No juzguéis y no seréis juzgados
Para interpretar correctamente lo dicho por Nuestro Señor «No juzguéis y no seréis juzgados», que tantos confunden, retuercen y tergiversan, además de no sacar de contexto la frase y dejarla así, sola y desnuda, no basta con leer los Evangelios, como se limitan muchos, sino que los católicos debemos también apoyarnos en la Tradición y en el Magisterio de la Iglesia. Basándonos en esas tres fuentes, es como únicamente obtenemos la certeza de no errar.
Debemos tener en cuenta de antemano dos cuestiones, primera, que juzgar es sinónimo de discernir, y que si en vez de aquel vocablo utilizamos este último la cosa se nos simplifica bastante toda vez que juzgar suena como más duro; segunda, que sólo se juzga cuando se emite una sentencia, sea absolutoria, sea condenatoria, pero que decir de alguien que lo que ha hecho está mal no implica su condenación, sino sólo la calificación de su acto. Por decir de alguien que ha hecho algo mal no lo estamos condenando –eso queda siempre sólo para Dios–, sino advirtiendo o censurando un comportamiento; si a continuación nos ponemos manos a la obra para ayudarle a que se corrija, eso se llama caridad.
Cuando Nuestro Señor dijo «No juzguéis y no seréis juzgados» no lo dijo para que se cogiera tal frase literalmente, como se deduce del contexto en que lo dijo. Con ella, Nuestro Señor lo que quiso es exhortarnos a corregir y reducir a sus justos límites la propensión maléfica y pertinaz que tiene el mundo, que se suele tener, a pensar mal del prójimo.
De ningún modo pretende Jesucristo que renunciemos a juzgar, a discernir, es decir, a conocer la verdad, pues renunciar a la verdad significaría que por sistema juzgaríamos bueno al malo, o que por sistema no admitiríamos la verdad de que el malo es malo. ¿Cómo podría ser auténtica una religión que por sistema renunciara a las verdades? ¿Una religión que produjera necesariamente simplones que tomasen por bueno lo malo? ¿O una religión que nos imposibilitara para saber, para juzgar, para discernir si los circundantes son buenos o son malos?
Lo que pretende Nuestro Señor es que no juzguemos mal a la ligera, o por apasionamiento, o porque el otro es del bando contrario, o porque pertenece a ideología diferente, o porque nos ha afeado nuestro proceder; y desde luego que no dictemos sentencia.

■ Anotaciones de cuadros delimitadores
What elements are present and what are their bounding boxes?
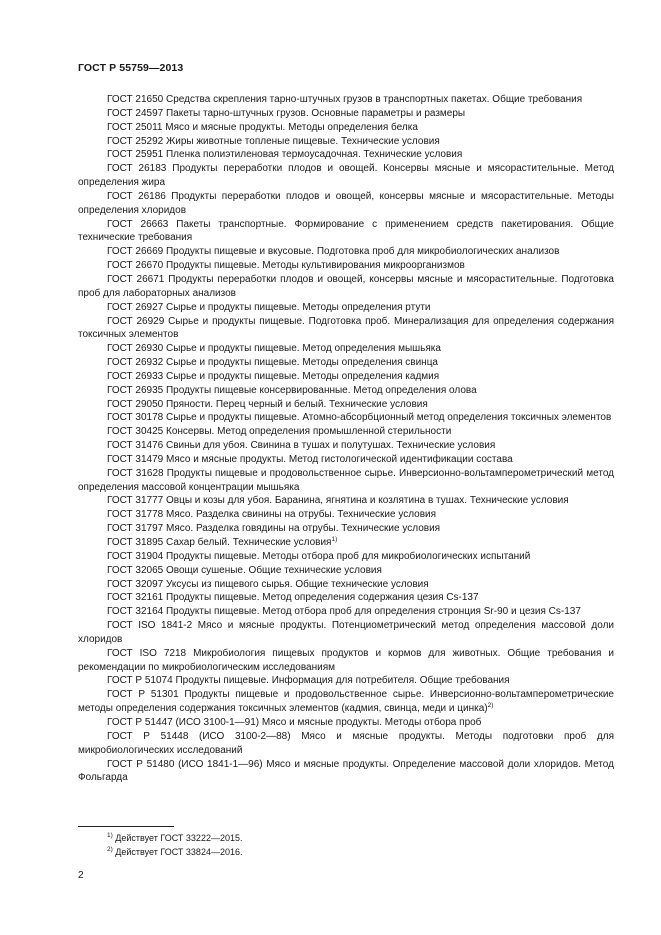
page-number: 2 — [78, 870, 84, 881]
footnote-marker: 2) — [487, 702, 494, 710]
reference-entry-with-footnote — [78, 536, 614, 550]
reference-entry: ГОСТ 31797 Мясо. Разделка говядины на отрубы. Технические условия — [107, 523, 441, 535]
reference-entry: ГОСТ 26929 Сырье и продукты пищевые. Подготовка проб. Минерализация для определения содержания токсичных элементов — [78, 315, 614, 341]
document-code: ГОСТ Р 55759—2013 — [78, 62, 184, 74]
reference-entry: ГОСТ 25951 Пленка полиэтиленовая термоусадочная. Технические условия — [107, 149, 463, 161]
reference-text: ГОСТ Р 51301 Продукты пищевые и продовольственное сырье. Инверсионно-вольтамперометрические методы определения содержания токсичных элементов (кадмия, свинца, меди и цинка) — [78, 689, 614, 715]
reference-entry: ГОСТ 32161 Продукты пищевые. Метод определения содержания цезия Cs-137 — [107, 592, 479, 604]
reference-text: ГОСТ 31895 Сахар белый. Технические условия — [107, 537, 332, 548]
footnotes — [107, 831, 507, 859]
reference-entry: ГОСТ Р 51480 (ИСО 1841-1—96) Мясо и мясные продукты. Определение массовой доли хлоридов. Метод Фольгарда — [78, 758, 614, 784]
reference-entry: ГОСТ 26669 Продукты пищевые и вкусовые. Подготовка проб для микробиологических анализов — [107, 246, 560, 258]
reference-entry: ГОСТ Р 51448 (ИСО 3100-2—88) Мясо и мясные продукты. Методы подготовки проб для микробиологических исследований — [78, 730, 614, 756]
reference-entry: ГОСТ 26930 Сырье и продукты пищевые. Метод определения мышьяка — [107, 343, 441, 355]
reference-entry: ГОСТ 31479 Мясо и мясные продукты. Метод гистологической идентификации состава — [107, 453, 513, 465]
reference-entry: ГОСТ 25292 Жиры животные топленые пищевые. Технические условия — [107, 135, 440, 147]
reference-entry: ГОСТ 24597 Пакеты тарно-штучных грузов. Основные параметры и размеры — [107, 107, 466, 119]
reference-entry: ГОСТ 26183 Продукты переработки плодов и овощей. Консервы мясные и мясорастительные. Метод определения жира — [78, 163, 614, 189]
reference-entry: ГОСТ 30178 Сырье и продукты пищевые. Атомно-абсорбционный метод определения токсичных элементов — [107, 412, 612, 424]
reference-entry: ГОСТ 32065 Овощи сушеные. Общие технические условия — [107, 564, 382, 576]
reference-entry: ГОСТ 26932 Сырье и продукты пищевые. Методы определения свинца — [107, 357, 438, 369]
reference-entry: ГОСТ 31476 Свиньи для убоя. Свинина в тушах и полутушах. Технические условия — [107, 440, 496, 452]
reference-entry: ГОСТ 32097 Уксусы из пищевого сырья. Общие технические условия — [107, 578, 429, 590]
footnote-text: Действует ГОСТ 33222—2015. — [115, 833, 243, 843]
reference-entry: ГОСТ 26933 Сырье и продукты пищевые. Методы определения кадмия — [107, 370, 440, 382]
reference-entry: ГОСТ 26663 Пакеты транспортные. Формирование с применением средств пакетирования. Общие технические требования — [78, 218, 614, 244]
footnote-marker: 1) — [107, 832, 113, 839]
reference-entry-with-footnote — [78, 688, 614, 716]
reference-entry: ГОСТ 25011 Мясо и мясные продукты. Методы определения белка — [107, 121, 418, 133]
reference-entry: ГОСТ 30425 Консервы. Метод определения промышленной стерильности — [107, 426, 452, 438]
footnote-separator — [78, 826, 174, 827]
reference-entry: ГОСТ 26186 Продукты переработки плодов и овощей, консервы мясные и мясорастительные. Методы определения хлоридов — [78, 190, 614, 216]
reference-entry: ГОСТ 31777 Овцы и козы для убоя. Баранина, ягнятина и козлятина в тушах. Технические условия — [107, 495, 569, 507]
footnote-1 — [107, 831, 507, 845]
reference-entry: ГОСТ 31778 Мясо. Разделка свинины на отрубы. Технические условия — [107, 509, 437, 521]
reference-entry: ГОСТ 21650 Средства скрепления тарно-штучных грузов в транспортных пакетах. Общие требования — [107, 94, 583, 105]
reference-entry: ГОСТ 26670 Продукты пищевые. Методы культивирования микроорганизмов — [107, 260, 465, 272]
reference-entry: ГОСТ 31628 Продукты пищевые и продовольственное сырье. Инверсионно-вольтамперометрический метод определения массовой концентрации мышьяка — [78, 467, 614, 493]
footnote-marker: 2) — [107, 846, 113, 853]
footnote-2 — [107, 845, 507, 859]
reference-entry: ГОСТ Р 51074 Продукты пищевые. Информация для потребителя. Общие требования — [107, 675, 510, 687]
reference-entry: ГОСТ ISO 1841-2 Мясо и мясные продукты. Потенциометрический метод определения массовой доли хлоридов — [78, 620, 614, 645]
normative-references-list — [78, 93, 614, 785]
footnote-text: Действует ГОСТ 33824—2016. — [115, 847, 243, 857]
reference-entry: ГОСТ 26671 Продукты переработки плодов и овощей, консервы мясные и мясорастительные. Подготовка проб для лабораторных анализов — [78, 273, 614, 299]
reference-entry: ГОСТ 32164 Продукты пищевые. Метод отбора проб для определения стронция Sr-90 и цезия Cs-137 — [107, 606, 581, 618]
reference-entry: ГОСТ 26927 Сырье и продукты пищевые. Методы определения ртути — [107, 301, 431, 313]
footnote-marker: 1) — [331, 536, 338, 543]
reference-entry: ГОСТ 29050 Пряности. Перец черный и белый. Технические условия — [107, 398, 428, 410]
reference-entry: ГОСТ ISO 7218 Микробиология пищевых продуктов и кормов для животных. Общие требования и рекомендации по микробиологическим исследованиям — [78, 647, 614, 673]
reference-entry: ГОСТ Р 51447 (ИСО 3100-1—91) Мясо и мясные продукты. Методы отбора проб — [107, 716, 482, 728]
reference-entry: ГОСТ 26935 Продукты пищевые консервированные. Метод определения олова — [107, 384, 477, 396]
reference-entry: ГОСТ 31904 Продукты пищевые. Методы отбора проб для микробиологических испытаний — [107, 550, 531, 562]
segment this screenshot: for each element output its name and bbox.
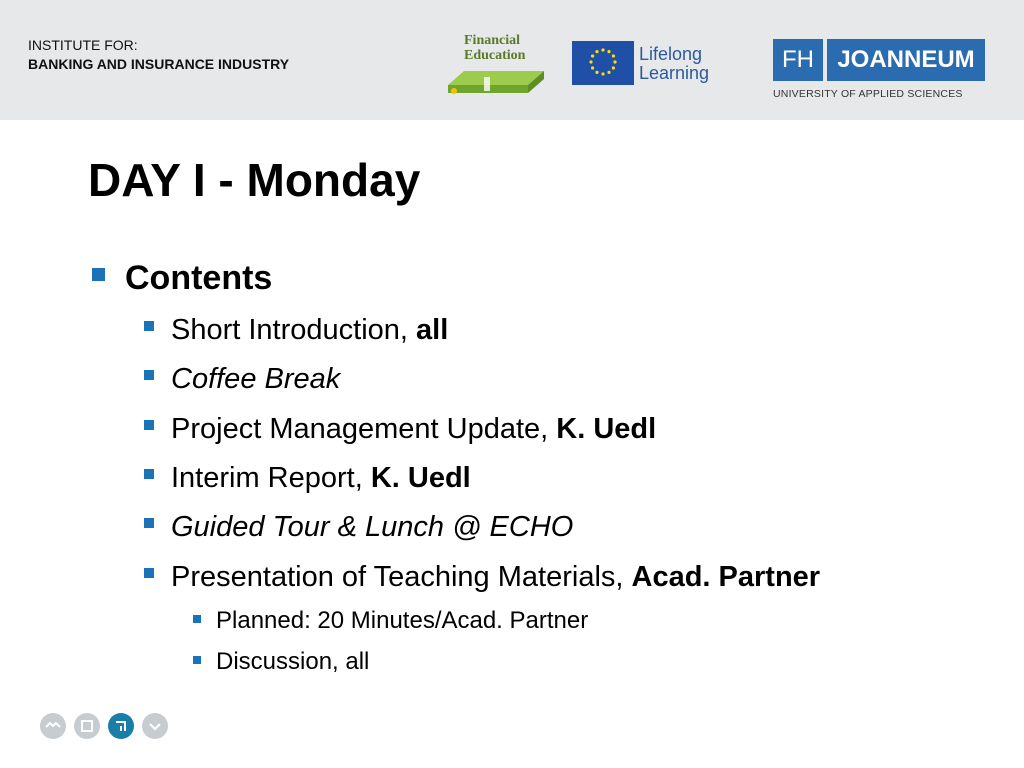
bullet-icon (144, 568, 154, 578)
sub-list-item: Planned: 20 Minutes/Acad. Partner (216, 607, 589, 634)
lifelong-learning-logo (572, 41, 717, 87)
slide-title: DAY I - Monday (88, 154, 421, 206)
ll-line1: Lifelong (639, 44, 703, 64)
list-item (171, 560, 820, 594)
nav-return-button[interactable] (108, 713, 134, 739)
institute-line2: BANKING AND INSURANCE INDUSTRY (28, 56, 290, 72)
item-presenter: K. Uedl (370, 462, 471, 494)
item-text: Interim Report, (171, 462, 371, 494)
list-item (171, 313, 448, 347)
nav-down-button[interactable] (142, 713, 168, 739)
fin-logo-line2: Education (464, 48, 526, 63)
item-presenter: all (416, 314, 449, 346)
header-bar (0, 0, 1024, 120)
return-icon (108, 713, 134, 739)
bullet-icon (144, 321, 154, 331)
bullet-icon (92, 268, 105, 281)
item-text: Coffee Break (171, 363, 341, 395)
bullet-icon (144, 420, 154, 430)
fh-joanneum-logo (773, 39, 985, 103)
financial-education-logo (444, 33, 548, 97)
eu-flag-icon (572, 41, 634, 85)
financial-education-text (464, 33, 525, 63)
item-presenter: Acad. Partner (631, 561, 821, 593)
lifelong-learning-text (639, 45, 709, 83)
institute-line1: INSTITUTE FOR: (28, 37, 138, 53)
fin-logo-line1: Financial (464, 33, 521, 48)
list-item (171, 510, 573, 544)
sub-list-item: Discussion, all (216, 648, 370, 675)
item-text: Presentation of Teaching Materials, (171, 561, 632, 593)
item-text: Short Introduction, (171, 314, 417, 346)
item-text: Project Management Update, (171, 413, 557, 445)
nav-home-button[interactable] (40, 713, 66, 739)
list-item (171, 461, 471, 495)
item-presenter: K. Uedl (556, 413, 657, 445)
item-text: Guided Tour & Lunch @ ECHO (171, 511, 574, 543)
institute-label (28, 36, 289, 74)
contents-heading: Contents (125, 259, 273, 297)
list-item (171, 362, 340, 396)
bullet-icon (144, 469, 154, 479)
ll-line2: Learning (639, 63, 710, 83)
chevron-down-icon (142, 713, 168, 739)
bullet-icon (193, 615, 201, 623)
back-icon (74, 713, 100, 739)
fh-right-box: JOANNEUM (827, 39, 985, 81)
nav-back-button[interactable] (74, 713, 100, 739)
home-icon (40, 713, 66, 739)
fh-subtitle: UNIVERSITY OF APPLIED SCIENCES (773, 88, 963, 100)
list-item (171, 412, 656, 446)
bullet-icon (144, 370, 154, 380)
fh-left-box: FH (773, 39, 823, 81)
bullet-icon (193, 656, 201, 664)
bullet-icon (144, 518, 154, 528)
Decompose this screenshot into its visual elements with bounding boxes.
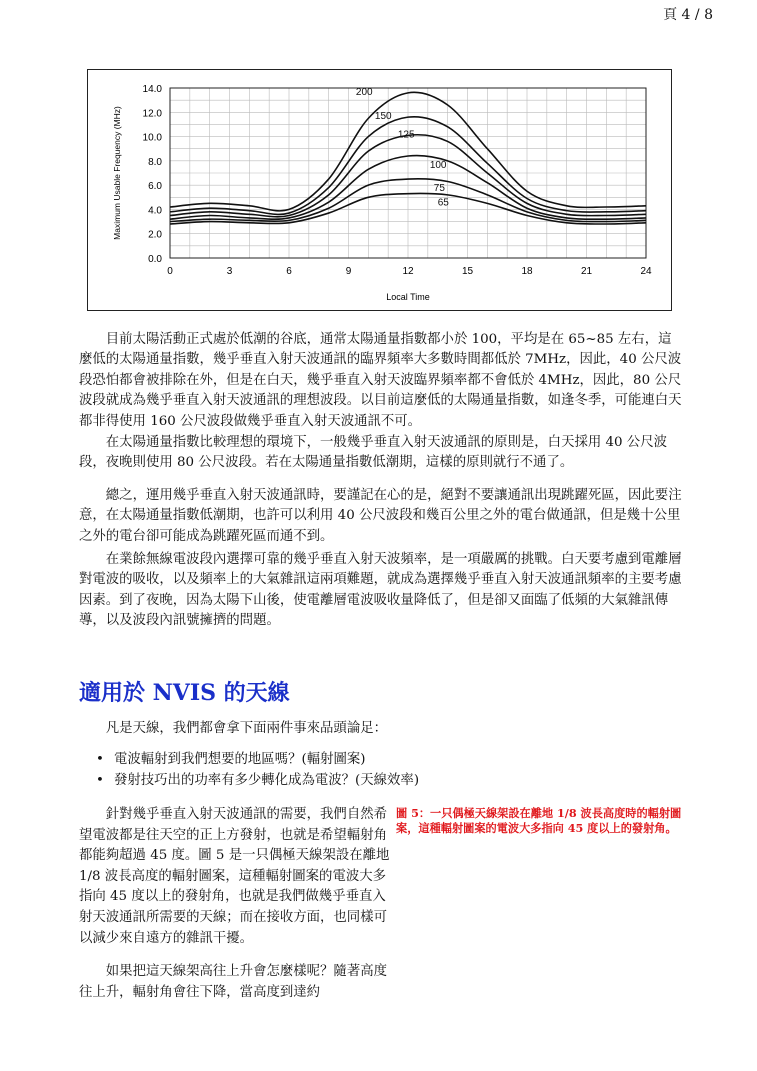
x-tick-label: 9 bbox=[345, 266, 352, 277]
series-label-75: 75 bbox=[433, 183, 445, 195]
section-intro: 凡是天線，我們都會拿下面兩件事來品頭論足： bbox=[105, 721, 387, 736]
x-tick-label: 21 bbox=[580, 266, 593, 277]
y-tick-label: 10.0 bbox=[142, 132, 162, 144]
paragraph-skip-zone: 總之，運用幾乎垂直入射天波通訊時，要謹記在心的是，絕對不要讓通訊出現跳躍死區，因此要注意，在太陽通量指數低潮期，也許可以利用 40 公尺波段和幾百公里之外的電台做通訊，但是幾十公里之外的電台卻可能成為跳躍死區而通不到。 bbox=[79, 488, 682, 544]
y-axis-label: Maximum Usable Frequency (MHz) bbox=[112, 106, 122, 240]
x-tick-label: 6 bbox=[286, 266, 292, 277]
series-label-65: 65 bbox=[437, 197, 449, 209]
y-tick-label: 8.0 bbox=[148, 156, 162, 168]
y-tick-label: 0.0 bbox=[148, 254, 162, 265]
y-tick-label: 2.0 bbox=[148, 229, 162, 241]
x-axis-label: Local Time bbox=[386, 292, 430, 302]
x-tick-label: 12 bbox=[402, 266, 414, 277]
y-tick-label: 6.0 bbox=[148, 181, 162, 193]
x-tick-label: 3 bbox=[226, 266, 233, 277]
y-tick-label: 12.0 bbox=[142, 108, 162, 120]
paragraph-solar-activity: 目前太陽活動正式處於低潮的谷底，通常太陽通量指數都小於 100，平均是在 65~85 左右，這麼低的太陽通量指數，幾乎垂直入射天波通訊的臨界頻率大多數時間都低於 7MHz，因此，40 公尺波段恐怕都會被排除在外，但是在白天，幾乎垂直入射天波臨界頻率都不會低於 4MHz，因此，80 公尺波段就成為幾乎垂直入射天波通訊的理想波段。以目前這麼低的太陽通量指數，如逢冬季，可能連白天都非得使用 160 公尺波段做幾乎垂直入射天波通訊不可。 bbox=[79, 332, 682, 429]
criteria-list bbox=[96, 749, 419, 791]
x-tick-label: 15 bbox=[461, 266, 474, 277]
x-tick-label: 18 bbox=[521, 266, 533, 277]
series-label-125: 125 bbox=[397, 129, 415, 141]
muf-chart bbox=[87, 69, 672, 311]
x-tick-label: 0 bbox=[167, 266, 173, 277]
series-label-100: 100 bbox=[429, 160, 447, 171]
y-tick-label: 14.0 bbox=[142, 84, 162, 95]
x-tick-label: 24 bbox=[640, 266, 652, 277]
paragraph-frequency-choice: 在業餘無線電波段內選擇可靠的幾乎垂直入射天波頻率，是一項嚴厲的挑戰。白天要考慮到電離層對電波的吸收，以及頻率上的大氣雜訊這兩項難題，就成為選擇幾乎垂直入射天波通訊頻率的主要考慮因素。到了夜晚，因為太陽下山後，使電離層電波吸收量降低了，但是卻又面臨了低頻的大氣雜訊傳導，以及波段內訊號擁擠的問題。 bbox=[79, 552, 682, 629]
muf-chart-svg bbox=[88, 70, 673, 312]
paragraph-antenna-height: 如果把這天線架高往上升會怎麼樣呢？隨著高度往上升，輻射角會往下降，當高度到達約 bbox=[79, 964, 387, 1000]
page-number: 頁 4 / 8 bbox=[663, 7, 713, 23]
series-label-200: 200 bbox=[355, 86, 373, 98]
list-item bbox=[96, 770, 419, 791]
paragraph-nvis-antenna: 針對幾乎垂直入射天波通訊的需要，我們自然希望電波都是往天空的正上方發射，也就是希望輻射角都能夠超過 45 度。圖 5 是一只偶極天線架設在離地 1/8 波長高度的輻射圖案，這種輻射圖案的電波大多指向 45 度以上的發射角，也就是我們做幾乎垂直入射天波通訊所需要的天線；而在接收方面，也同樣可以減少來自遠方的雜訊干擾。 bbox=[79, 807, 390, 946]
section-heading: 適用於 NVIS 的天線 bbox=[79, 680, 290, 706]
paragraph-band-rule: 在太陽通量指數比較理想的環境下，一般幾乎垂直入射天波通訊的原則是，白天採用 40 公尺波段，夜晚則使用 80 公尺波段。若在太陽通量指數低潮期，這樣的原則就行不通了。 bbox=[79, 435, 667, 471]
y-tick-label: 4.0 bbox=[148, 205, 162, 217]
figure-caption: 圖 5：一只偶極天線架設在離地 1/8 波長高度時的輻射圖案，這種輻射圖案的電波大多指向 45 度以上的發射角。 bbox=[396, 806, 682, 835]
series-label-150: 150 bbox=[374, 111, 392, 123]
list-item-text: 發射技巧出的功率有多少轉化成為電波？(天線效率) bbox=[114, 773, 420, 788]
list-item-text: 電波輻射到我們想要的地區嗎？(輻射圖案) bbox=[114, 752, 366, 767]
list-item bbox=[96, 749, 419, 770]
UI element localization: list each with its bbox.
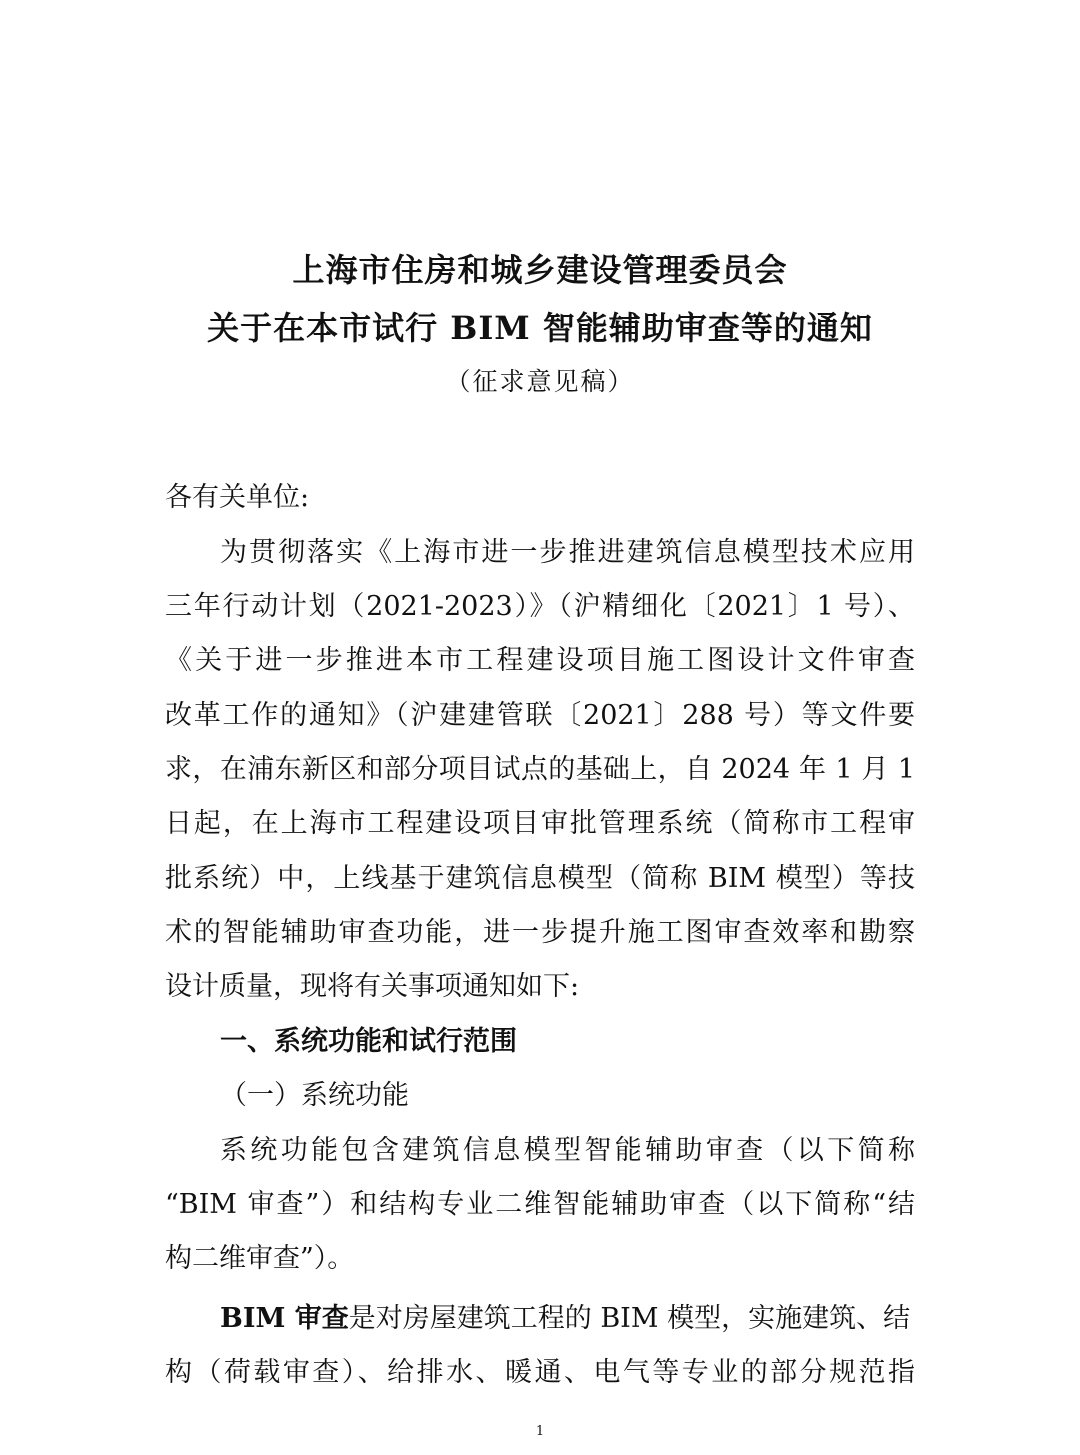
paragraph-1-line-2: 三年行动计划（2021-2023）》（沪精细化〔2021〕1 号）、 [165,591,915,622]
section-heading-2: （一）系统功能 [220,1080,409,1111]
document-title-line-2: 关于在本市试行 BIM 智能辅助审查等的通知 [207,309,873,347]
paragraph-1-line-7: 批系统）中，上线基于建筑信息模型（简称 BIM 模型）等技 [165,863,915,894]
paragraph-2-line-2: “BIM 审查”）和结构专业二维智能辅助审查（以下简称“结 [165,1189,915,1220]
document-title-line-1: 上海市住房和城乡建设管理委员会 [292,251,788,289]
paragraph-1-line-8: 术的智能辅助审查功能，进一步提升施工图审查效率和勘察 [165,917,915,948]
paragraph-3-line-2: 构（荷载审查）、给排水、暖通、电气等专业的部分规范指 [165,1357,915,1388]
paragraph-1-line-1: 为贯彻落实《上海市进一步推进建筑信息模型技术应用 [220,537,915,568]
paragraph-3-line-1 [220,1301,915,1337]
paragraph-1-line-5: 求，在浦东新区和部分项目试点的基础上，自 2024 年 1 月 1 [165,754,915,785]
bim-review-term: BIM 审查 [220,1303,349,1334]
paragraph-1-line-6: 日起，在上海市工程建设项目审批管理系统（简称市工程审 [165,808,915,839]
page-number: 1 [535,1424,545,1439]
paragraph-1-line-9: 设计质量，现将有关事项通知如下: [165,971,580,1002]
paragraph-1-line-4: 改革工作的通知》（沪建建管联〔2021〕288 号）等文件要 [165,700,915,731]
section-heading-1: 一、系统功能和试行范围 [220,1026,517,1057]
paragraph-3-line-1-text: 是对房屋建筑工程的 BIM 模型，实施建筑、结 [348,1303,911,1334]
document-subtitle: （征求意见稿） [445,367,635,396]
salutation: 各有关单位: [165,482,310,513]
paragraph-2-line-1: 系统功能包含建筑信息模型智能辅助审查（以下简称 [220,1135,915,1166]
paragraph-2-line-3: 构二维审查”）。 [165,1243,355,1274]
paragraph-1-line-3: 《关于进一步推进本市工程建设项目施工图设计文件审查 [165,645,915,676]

■ OBJETIVOS
a. Según el texto sobre «No juzguéis y no seréis juzgados», ¿de qué maneras o por qué motivos pretende Nuestro Señor que no juzguemos mal? Enuméralos todos.
b. Repite el fragmento del texto sobre «No juzguéis y no seréis juzgados» que empieza en "Cuando Nuestro Señor" y termina en "o son malos?".
c. Responde estas preguntas sobre el texto sobre «No juzguéis y no seréis juzgados»:
(i) Además de los Evangelios, ¿en qué dos fuentes deben apoyarse los católicos?
(ii) ¿De qué palabra es sinónimo juzgar?
(iii) ¿A qué tiene el mundo una propensión maléfica y pertinaz?

■ RESULTADOS EN ORDEN
a.
- a la ligera
- por apasionamiento
- porque el otro es del bando contrario
- porque pertenece a ideología diferente
- porque nos ha afeado nuestro proceder

b.
Cuando Nuestro Señor dijo «No juzguéis y no seréis juzgados» no lo dijo para que se cogiera tal frase literalmente, como se deduce del contexto en que lo dijo. Con ella, Nuestro Señor lo que quiso es exhortarnos a corregir y reducir a sus justos límites la propensión maléfica y pertinaz que tiene el mundo, que se suele tener, a pensar mal del prójimo.
De ningún modo pretende Jesucristo que renunciemos a juzgar, a discernir, es decir, a conocer la verdad, pues renunciar a la verdad significaría que por sistema juzgaríamos bueno al malo, o que por sistema no admitiríamos la verdad de que el malo es malo. ¿Cómo podría ser auténtica una religión que por sistema renunciara a las verdades? ¿Una religión que produjera necesariamente simplones que tomasen por bueno lo malo? ¿O una religión que nos imposibilitara para saber, para juzgar, para discernir si los circundantes son buenos o son malos?

c.
(i) En la Tradición y en el Magisterio de la Iglesia.
(ii) De discernir.
(iii) A pensar mal del prójimo.